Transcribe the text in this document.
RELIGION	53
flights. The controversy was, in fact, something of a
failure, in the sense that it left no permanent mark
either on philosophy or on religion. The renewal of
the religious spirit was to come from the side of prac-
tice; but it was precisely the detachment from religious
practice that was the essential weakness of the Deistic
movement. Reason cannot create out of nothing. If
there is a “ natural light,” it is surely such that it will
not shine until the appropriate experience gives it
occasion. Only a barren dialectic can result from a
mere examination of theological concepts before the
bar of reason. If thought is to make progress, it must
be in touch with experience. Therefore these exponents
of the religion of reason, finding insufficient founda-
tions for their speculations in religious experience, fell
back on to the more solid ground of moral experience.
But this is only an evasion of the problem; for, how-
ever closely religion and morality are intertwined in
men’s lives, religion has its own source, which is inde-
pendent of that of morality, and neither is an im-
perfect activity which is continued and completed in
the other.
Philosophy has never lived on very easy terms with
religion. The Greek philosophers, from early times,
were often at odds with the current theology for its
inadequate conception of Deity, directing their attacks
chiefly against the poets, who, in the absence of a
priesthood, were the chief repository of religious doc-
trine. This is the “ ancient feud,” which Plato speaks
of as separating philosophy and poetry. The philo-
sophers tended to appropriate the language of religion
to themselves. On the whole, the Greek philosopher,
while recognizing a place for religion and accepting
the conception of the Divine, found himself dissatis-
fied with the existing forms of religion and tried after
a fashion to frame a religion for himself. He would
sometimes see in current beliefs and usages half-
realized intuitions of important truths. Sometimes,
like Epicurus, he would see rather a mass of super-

# [Job]
Which lines hold the string "appropriate"? Copy all of them from the data above.

# [Output for this task]
not shine until the appropriate experience gives it
sophers tended to appropriate the language of religion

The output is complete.